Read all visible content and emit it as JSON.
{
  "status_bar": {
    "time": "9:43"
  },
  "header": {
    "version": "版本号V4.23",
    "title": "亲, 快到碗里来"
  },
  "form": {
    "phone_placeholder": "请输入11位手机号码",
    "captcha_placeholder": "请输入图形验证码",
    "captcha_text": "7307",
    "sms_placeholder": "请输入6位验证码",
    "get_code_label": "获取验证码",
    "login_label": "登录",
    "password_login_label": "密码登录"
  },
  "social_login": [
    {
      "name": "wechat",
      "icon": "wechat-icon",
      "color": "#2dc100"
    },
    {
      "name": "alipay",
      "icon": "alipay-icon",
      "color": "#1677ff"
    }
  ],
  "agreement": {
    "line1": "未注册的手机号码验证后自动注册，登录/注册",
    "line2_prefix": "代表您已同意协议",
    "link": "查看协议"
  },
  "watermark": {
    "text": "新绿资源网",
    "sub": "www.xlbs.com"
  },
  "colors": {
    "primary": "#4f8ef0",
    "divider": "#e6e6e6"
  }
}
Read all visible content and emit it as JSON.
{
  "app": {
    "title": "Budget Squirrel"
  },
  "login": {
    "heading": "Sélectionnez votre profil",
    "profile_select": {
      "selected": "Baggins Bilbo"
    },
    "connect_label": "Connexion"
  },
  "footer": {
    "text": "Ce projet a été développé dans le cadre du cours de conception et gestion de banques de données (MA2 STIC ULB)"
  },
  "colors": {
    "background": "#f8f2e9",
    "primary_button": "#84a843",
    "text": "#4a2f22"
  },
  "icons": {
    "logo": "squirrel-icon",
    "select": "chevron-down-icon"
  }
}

####

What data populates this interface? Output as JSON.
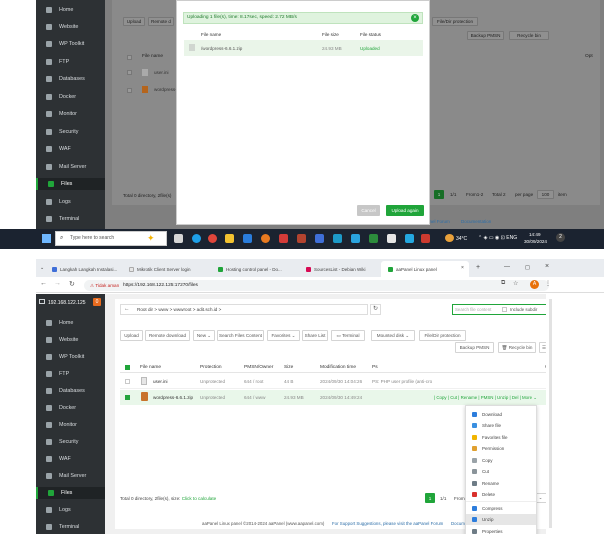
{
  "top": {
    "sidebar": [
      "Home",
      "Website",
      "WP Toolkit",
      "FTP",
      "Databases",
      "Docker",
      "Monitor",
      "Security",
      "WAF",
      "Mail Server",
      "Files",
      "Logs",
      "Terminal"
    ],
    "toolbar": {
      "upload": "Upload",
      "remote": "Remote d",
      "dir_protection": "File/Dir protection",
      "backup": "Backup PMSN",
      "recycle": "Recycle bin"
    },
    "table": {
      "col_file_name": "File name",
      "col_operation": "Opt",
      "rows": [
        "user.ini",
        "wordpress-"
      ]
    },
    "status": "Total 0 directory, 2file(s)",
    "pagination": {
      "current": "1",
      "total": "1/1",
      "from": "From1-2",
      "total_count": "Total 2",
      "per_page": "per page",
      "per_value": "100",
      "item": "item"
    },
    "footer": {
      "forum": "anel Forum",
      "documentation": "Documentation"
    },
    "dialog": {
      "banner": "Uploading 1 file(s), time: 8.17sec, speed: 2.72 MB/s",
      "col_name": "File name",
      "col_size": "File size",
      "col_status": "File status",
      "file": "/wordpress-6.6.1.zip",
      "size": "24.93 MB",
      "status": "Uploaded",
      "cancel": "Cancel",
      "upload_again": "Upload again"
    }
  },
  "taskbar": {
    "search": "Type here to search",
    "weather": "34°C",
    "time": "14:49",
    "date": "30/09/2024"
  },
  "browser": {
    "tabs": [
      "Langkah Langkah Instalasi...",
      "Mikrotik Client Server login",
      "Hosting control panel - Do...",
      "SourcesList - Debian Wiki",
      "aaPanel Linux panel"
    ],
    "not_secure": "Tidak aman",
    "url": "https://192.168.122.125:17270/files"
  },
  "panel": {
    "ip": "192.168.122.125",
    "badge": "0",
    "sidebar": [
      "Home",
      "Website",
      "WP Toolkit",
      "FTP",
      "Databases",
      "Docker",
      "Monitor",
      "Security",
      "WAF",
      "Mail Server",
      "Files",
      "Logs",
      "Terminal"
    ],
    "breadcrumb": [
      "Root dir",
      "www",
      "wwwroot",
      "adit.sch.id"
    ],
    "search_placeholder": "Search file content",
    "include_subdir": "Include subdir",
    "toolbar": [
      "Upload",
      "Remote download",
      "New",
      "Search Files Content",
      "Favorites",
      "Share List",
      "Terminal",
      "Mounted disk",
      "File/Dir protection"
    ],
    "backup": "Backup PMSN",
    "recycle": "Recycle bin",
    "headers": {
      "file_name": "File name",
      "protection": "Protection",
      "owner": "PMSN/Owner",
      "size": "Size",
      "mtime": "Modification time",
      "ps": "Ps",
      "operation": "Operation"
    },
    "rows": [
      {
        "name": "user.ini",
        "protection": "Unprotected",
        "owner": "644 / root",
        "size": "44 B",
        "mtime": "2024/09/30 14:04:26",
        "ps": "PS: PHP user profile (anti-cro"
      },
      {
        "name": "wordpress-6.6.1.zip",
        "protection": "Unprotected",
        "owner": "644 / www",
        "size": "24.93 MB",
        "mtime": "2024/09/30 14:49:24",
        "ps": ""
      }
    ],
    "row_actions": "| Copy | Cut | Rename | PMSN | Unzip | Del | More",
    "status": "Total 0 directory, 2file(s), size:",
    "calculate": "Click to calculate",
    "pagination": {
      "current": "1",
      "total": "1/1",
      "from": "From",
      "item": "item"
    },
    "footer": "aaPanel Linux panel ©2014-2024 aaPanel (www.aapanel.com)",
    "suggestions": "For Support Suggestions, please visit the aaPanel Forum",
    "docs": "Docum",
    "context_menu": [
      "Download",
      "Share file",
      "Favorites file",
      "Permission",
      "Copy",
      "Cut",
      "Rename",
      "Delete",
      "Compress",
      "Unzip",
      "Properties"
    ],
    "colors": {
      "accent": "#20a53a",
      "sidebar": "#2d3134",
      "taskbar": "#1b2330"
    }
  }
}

####

**WRITTEN PROBLEM**
What count of lines in the listing contain the word "user"? Reply with the number only.

**EXPECTED ANSWER**
3